From the entries below, pull out each line where "Глаукус" appears.

**Data records**
==========

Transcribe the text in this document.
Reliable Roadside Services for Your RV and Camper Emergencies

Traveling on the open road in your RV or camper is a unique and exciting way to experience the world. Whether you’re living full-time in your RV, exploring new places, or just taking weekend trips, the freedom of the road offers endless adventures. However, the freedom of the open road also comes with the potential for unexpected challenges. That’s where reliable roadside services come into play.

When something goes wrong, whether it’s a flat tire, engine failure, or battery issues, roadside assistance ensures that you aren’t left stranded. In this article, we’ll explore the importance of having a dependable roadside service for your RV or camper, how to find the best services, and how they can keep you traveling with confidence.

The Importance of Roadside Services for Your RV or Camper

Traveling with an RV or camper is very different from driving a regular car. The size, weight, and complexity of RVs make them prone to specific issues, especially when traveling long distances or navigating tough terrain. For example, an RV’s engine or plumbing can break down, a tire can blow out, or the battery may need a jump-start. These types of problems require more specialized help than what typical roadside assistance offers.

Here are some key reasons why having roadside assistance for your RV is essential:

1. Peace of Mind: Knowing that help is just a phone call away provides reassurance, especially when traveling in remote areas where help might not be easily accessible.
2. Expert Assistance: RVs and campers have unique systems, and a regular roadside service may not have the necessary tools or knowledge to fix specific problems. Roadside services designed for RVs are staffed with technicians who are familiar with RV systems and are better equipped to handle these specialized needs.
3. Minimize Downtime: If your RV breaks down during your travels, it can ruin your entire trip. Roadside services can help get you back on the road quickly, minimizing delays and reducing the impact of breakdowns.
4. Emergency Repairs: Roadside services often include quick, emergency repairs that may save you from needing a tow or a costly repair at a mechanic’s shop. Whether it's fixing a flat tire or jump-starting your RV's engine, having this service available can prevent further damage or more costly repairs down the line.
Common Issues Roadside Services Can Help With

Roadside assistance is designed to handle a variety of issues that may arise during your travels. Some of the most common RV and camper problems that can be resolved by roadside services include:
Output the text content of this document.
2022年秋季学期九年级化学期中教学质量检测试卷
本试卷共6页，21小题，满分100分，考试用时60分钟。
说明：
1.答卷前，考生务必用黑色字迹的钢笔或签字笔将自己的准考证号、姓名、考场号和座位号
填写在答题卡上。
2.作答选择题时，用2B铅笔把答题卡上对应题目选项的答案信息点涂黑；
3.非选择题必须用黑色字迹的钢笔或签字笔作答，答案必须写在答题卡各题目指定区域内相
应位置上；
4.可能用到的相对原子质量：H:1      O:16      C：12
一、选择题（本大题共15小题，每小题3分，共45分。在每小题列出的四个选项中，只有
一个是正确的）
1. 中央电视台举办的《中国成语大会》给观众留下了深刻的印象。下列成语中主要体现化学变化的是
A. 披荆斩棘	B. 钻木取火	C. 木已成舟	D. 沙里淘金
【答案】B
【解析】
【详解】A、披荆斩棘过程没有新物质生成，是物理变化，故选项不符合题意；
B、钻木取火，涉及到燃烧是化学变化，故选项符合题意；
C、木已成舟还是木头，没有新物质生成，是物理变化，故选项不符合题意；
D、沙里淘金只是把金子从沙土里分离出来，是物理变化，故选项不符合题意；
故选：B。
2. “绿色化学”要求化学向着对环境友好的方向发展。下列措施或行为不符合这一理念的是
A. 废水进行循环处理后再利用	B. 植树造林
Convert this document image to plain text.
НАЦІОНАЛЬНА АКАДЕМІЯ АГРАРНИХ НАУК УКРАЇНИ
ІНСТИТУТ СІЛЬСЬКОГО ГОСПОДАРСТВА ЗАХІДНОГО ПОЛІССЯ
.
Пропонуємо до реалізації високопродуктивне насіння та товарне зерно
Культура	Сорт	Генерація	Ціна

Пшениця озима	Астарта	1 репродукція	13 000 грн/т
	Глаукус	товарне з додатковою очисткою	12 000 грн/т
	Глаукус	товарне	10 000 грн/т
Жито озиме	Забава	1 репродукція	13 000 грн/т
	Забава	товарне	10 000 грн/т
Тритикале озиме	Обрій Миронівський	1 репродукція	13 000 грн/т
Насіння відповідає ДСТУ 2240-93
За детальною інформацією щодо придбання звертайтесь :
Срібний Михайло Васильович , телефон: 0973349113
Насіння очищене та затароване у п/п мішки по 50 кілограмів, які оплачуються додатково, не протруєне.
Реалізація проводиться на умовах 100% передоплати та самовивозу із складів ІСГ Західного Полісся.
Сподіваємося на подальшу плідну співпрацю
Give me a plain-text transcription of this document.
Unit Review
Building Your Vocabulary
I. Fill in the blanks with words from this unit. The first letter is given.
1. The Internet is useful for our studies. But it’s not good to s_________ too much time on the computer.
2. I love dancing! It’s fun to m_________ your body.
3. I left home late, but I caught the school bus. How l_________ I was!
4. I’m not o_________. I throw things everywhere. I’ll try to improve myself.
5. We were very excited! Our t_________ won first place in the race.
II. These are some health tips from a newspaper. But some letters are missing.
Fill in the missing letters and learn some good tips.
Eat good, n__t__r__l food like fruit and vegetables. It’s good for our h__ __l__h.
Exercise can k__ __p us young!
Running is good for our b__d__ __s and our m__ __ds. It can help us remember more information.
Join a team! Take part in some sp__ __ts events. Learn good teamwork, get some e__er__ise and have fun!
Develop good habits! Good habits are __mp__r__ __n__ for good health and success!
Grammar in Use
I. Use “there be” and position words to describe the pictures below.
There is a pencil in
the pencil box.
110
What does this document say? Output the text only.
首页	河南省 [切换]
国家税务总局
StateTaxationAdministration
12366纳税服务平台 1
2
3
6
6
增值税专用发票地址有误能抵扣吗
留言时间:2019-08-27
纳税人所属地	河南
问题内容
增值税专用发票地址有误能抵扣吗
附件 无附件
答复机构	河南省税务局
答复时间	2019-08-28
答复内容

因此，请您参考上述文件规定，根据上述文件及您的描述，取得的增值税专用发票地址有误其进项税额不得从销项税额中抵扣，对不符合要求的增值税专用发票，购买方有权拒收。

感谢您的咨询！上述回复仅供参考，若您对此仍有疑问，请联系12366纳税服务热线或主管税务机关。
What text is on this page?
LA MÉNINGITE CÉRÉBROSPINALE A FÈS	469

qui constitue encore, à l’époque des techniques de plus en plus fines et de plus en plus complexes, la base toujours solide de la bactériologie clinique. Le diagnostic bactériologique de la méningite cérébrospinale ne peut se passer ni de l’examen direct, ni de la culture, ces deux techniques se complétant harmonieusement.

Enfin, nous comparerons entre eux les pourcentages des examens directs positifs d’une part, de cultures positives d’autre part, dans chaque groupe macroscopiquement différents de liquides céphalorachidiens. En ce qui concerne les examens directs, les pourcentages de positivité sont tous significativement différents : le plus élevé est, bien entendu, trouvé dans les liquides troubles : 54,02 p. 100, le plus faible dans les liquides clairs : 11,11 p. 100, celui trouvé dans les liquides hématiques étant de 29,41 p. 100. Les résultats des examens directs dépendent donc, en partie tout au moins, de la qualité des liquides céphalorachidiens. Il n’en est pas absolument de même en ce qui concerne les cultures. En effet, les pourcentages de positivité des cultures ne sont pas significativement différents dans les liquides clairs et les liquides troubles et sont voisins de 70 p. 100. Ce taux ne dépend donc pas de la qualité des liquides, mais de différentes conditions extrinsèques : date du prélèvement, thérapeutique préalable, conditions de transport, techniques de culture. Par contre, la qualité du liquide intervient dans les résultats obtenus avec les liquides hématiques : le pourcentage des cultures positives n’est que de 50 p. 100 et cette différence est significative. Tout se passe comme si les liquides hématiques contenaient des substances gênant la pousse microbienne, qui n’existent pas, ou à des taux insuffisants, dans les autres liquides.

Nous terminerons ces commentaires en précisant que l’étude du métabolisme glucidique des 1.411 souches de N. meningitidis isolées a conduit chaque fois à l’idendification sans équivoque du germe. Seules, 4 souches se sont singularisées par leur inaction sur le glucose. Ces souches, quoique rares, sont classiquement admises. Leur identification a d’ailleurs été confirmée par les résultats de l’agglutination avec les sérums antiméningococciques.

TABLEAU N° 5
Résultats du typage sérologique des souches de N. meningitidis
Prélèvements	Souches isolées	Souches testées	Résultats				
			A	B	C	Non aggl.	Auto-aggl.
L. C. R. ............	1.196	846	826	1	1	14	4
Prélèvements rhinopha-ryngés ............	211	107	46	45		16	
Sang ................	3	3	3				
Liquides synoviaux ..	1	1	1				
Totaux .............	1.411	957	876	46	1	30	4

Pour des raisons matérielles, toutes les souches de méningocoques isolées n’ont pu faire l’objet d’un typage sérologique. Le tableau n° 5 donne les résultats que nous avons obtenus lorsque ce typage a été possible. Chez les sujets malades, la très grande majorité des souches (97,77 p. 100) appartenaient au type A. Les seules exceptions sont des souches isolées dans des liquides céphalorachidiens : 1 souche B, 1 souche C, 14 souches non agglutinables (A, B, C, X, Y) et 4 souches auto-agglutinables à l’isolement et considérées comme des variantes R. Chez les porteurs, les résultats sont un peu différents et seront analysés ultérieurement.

==========

**Exercise output**
	Глаукус	товарне з додатковою очисткою	12 000 грн/т
	Глаукус	товарне	10 000 грн/т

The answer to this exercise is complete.